### Source passage:
The amount of process that must be afforded depends upon the circumstances, and the Supreme Court has held that a pre-revocation hearing is not required where the licensee "had the opportunity for a full judicial hearing in connection with each of the traffic convictions on which the [revocation] decision was based," and had not "challenged the validity of the those convictions or the adequacy of his procedural rights at the time they were determined."48 Plaintiffs here do not argue that they were denied due process in their criminal cases that led to their convictions, and the Court therefore holds that a pre-suspension hearing was not required.49

With regard to the suspension process itself, Pennsylvania law provides that any person "whose operating privilege has been ... suspended ... shall have the right to appeal" to the Pennsylvania state courts.50 The "filing and service of a petition for appeal ... shall operate as a supersedeas until final determination of the matter by the court vested with the jurisdiction of such appeals."51 Drivers are entitled to a de novo hearing before the trial court.52 In certain circumstances, the Pennsylvania courts have reinstated the operating privileges suspended under *645§ 1532(c).53 The right to appeal was included in the notices of suspension sent to Plaintiffs.54 Plaintiffs do not allege that they attempted to appeal the suspensions.55 As Plaintiffs had the opportunity to appeal the suspensions, and to stay the suspension while the appeal was pending, and as there are grounds upon which such appeals may succeed, they have not alleged a claim for violation of procedural due process.56

2. Substantive Due Process

Plaintiffs allege they have a fundamental substantive due process right to local, or intrastate, travel, and have been "deprived of their ability to reliably travel by automobile" to accomplish essential tasks, which cannot feasibly be done by other modes of transportation.57 The Court of Appeals for the Third Circuit has recognized a substantive due process right to intrastate travel in the form of "the right to travel locally through public spaces and roadways."58 Although "the contours of this right are not clearly defined," it generally has been held to be "co-extensive with the right to interstate travel."59 And while "the law with respect to the constitutional implications of the right to travel is unsettled and in need of clarification,"60 the case law is consistent in holding that the denial of a driver's license does not violate the fundamental right to interstate travel, and that there is no fundamental right to drive.61 Plaintiffs have not alleged a basis for differentiating between the right to travel intrastate and the right to travel interstate in this regard.62 Thus, the right to intrastate travel is not infringed because Plaintiffs are unable to drive themselves in a car during the limited term of a suspension.63

IV. CONCLUSION

The Court in no way minimizes the burdens imposed by the suspension of a driver's license, and Plaintiffs raise strong policy arguments against continued enforcement of the Pennsylvania statute that they may raise with the Governor and the legislature.64 But as the late Honorable *646Louis H. Pollak wrote, "[i]t is not, however, the province of a federal court to guard states from unwisdom unless that unwisdom transcends constitutional limitations. A state law that 'may be unwise, improvident, or out of harmony with a particular school of thought' is not thereby unconstitutional. In the strong words of Justice Frankfurter, '[m]uch that should be rejected as illiberal, because repressive and envenoming, may well be not unconstitutional.' "65 This Court does not make policy decisions and takes no position as to whether the current framework is wise or socially beneficial. That is a decision to be made by the Pennsylvania legislative and executive branches in the first instance. The Court only determines that as a matter of law Plaintiffs have not alleged a violation of rights secured under the Constitution of the United States, and therefore, the Complaint must be dismissed.

[Page layout parsing data]
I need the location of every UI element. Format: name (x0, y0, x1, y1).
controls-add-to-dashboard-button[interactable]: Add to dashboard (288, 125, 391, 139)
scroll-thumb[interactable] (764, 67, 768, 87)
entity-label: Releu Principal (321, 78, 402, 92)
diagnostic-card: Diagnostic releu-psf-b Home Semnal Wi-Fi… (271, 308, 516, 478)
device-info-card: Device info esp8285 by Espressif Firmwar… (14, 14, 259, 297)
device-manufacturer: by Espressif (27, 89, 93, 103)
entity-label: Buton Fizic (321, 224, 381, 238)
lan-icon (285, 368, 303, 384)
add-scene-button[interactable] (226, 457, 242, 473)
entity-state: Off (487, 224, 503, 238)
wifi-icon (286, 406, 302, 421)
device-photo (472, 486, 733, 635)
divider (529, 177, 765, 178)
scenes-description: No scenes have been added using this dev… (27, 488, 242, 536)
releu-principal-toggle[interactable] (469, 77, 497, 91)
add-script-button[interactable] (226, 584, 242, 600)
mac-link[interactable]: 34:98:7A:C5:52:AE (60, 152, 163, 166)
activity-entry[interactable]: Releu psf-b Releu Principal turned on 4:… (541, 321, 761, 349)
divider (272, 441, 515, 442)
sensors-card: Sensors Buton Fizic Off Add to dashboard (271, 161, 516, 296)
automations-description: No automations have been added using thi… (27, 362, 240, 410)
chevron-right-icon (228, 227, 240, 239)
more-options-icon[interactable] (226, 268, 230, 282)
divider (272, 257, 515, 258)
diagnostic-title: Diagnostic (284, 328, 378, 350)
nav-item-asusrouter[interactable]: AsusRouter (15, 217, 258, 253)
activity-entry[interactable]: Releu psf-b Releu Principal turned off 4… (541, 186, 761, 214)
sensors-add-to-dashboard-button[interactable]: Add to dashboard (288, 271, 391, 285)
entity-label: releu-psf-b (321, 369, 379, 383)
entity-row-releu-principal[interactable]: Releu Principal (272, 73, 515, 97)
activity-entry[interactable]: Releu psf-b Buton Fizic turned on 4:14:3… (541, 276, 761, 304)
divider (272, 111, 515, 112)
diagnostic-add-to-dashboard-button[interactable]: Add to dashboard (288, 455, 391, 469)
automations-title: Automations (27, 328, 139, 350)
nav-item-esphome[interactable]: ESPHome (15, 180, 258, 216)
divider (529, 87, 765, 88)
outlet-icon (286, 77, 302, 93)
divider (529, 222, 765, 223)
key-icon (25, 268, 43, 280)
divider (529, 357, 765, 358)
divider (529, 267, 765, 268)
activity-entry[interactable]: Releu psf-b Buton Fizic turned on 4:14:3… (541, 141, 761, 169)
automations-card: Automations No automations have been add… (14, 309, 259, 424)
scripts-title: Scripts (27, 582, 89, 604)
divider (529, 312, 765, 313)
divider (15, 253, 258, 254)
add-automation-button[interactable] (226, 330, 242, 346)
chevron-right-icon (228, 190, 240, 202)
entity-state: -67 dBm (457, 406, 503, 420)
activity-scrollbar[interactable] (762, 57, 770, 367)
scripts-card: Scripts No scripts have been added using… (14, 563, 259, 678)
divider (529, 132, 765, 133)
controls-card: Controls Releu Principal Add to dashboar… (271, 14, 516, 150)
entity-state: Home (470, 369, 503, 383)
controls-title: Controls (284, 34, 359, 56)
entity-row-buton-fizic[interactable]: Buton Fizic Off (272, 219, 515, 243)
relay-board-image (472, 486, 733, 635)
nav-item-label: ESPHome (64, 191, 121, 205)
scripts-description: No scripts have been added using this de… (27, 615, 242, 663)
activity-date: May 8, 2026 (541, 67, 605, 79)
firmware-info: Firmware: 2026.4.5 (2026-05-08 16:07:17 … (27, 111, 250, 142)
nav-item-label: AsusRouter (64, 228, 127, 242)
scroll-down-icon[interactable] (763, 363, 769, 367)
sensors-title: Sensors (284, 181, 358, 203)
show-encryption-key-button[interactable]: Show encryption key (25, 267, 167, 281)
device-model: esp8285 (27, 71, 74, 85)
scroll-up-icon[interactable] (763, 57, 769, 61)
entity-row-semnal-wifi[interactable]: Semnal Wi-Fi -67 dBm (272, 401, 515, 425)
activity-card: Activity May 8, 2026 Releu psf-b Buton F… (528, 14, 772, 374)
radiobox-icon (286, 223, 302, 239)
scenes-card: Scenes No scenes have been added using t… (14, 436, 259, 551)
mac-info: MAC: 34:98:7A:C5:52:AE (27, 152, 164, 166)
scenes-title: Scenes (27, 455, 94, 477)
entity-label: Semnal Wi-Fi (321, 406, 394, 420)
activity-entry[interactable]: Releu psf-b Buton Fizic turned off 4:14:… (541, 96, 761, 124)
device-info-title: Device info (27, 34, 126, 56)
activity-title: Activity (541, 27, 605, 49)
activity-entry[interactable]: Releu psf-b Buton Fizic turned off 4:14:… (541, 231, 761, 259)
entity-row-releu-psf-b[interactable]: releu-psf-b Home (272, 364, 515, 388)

### Work to complete:
Answer these questions about the court opinion on driver's license suspension:
1. Under Pennsylvania law, what does the filing and service of a petition for appeal operate as?
2. Which court has recognized a substantive due process right to intrastate travel?
3. To whom does the Court say Plaintiffs may raise their policy arguments against the statute?
None of these items is needed for the task.

### Answer box:
1. A supersedeas until final determination of the matter by the court vested with the jurisdiction of such appeals.
2. The Court of Appeals for the Third Circuit.
3. The Governor and the legislature.